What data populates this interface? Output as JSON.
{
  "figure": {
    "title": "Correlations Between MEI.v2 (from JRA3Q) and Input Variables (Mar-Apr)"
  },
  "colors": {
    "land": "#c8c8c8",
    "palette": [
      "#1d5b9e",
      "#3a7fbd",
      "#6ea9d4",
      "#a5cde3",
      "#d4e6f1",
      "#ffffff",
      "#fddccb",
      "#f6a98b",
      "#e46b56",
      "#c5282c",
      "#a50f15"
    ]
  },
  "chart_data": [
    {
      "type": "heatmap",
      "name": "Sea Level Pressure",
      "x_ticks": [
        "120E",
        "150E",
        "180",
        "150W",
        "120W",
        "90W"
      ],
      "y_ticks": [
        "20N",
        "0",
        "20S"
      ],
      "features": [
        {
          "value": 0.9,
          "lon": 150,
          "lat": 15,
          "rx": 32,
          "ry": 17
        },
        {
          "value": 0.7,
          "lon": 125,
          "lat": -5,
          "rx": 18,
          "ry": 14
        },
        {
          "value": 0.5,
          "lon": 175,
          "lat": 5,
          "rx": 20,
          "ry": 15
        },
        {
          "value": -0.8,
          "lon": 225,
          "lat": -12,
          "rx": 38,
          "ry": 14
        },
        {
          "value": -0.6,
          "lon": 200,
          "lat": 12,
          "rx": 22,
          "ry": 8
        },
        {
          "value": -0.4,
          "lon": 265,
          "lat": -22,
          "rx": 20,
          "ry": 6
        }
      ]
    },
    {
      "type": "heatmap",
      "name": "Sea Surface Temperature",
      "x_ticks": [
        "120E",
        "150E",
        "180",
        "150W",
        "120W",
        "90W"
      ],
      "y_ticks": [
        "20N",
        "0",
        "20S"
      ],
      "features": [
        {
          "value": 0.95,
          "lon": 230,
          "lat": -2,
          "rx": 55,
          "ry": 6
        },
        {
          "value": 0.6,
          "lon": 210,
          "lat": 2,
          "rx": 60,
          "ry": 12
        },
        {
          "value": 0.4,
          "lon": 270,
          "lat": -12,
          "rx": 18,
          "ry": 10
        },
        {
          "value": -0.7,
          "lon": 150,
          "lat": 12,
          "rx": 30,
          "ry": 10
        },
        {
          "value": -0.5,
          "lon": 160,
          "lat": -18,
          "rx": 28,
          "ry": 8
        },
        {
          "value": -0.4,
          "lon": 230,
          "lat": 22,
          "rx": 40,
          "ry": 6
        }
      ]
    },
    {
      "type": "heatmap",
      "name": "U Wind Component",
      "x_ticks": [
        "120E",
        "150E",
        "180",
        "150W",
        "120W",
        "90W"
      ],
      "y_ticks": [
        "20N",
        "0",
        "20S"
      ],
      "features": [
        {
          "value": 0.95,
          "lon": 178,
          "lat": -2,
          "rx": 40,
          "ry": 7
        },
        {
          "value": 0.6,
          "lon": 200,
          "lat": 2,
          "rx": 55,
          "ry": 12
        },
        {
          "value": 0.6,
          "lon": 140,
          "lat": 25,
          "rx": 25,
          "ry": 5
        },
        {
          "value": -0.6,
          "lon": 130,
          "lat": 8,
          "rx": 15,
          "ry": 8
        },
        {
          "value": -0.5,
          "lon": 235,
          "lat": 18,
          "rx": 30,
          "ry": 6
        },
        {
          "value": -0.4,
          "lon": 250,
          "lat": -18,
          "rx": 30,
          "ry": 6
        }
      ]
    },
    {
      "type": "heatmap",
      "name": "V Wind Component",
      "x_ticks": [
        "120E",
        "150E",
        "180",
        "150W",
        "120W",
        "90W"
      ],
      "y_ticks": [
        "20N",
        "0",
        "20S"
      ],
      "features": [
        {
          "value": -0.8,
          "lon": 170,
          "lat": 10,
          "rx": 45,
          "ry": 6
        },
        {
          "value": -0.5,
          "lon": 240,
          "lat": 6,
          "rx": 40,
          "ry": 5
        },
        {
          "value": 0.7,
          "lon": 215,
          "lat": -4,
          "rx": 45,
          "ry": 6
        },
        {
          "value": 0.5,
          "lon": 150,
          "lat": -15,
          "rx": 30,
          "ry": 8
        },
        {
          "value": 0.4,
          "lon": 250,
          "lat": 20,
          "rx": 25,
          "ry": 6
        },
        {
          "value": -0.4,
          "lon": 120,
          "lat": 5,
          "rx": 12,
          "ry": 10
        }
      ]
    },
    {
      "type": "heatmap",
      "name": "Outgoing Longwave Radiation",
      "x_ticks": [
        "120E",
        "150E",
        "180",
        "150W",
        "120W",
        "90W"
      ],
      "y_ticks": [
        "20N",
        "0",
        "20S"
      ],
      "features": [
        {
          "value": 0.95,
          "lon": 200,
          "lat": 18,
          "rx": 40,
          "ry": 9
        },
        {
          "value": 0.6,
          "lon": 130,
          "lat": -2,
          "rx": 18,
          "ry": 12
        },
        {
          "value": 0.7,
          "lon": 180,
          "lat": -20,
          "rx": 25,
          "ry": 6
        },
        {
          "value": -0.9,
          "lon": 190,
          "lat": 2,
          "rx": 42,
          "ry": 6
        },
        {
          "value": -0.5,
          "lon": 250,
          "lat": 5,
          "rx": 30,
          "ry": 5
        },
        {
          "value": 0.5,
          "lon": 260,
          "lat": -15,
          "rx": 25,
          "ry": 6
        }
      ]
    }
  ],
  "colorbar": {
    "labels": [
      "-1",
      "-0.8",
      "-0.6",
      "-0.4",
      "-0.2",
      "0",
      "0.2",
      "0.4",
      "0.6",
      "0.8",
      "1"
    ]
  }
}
--- --- ---
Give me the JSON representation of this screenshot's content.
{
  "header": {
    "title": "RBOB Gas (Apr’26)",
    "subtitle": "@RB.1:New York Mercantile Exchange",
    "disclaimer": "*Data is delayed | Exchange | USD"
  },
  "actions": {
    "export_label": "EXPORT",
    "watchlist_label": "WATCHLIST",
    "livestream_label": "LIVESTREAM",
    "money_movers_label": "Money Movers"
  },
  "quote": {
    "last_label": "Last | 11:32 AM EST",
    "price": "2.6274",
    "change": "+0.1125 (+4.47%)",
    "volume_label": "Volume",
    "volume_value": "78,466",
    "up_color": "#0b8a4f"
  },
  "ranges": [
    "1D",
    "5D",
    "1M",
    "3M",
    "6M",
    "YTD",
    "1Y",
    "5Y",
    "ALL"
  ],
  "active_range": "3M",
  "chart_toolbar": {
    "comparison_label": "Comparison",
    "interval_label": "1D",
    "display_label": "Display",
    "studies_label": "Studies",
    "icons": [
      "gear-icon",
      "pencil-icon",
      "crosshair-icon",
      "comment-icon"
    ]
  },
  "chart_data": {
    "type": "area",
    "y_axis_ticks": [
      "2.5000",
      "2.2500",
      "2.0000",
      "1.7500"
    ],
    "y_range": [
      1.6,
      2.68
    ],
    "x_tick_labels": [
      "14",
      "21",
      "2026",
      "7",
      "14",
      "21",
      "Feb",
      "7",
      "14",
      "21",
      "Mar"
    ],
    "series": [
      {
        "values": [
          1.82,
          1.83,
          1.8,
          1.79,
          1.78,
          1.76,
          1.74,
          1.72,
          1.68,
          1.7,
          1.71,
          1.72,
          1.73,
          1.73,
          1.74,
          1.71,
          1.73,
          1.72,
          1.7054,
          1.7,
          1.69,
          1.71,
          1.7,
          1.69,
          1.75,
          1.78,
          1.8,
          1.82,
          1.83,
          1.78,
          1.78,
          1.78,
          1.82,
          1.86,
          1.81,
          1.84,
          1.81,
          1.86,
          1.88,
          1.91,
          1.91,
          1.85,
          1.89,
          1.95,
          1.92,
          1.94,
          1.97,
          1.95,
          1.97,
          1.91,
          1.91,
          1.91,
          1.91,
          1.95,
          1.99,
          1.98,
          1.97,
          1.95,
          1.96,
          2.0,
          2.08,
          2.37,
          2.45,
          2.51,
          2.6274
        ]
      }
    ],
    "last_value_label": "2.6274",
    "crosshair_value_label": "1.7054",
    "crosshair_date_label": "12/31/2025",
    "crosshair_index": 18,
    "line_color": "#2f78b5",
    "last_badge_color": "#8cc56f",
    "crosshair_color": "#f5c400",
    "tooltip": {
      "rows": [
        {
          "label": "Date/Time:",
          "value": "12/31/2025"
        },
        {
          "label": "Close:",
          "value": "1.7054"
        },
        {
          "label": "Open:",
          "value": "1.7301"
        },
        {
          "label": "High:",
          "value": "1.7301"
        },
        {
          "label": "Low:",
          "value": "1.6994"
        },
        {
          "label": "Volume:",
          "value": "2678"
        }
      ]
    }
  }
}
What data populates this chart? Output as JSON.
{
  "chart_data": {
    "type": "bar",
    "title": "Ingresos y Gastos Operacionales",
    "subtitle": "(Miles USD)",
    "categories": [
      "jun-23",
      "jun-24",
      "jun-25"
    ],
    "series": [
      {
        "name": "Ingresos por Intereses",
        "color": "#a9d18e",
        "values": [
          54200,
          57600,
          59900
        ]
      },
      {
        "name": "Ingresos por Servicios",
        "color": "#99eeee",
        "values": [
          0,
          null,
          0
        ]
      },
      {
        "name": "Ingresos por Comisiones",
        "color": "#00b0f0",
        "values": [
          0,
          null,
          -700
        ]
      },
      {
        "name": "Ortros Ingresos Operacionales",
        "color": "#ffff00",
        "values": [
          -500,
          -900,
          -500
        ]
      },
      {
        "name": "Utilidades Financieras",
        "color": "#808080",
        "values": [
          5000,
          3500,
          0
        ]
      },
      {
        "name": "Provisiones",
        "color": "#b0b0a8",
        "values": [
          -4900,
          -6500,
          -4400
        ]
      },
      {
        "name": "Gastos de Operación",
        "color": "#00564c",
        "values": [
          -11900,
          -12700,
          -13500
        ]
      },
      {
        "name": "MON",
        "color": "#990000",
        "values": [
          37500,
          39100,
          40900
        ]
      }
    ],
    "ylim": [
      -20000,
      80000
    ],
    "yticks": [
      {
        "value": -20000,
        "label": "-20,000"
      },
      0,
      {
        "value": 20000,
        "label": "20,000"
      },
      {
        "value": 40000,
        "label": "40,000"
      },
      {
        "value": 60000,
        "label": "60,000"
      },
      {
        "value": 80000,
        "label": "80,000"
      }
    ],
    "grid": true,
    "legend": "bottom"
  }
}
--- --- ---
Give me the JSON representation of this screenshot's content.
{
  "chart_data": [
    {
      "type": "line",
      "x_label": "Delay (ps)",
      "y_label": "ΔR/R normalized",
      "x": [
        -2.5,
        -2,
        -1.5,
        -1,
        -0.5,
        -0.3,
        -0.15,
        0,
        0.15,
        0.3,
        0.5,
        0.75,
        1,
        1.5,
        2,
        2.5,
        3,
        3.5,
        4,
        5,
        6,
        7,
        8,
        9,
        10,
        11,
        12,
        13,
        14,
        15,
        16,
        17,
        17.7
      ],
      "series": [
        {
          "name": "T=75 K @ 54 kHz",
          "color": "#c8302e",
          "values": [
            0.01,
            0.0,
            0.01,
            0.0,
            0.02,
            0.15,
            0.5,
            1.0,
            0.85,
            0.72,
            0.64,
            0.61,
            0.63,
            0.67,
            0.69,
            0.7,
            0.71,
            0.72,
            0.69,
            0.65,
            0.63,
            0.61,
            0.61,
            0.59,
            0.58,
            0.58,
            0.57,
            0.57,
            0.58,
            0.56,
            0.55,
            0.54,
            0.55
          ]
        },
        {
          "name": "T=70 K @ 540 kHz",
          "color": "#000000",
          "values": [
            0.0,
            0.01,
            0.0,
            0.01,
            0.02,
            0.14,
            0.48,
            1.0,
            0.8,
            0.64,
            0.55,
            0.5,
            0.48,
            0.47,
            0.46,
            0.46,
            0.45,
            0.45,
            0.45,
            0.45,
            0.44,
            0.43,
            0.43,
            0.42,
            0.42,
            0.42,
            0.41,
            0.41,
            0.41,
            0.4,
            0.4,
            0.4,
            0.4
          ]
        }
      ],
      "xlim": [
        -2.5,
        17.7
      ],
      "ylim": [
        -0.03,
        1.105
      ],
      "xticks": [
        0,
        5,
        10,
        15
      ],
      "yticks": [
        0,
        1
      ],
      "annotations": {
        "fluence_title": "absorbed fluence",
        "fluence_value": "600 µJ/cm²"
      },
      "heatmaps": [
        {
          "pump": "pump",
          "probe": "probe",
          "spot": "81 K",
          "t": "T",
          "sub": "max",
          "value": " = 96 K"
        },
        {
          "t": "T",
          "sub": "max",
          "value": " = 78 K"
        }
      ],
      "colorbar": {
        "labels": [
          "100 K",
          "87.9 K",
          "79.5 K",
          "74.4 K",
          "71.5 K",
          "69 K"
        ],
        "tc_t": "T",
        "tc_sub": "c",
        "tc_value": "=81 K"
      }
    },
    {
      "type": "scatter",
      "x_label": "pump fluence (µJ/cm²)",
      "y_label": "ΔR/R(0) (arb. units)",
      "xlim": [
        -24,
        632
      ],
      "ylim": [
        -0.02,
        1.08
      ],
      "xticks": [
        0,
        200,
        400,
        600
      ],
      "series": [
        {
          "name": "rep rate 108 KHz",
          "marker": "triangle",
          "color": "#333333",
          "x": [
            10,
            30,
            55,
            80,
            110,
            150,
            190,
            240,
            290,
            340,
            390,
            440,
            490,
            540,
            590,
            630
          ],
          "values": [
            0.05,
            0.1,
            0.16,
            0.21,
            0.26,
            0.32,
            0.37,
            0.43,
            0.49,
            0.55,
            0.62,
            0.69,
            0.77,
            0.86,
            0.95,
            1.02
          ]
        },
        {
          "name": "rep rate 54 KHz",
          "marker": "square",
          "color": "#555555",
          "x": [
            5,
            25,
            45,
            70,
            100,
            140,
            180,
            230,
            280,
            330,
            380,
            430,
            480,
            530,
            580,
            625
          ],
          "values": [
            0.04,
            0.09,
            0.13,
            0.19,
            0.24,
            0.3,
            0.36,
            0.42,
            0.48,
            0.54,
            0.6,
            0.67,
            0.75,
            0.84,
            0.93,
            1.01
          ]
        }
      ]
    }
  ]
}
--- --- ---
## WHAT IS BEING ASKED
Using the records above, gather all lines where the string "JSON" is present.

## COMPLETE OUTPUT
What data populates this interface? Output as JSON.
Give me the JSON representation of this screenshot's content.
What data populates this chart? Output as JSON.
Give me the JSON representation of this screenshot's content.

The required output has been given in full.